'''

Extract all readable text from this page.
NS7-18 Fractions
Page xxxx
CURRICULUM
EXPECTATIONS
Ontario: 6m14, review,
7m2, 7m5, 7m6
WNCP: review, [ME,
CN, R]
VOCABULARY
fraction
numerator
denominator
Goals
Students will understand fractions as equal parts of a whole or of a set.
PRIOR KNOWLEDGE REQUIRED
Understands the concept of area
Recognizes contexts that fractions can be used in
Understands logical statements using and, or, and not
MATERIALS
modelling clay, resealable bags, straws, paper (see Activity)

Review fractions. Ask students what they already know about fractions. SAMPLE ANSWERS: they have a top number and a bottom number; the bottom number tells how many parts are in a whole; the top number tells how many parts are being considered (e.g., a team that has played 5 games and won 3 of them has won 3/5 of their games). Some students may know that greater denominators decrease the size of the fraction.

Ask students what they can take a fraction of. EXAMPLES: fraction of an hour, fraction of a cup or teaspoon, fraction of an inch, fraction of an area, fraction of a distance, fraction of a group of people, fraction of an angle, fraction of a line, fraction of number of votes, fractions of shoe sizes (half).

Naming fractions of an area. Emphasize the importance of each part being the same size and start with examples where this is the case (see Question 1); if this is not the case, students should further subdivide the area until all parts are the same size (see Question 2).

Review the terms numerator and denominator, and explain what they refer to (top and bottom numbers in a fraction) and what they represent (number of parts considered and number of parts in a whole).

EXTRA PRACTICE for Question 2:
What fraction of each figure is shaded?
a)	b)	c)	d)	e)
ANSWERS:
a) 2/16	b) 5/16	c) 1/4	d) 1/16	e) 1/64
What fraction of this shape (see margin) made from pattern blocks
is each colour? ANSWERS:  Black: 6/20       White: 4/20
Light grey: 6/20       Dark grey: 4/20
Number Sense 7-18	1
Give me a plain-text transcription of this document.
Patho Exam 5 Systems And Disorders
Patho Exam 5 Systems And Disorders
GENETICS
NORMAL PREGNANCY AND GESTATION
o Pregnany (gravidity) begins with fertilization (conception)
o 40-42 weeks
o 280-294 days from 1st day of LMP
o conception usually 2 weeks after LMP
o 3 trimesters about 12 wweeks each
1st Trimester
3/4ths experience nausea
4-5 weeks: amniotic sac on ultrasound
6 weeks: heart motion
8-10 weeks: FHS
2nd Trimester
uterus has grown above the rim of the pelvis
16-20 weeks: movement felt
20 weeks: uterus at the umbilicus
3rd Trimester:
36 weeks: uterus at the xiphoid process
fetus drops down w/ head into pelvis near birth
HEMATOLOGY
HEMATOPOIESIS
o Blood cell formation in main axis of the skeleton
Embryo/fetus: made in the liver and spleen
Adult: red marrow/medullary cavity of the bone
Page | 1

'''

**What is required**
Every line above that contains the word "uterus" should be reported.

**Result**
uterus has grown above the rim of the pelvis
20 weeks: uterus at the umbilicus
36 weeks: uterus at the xiphoid process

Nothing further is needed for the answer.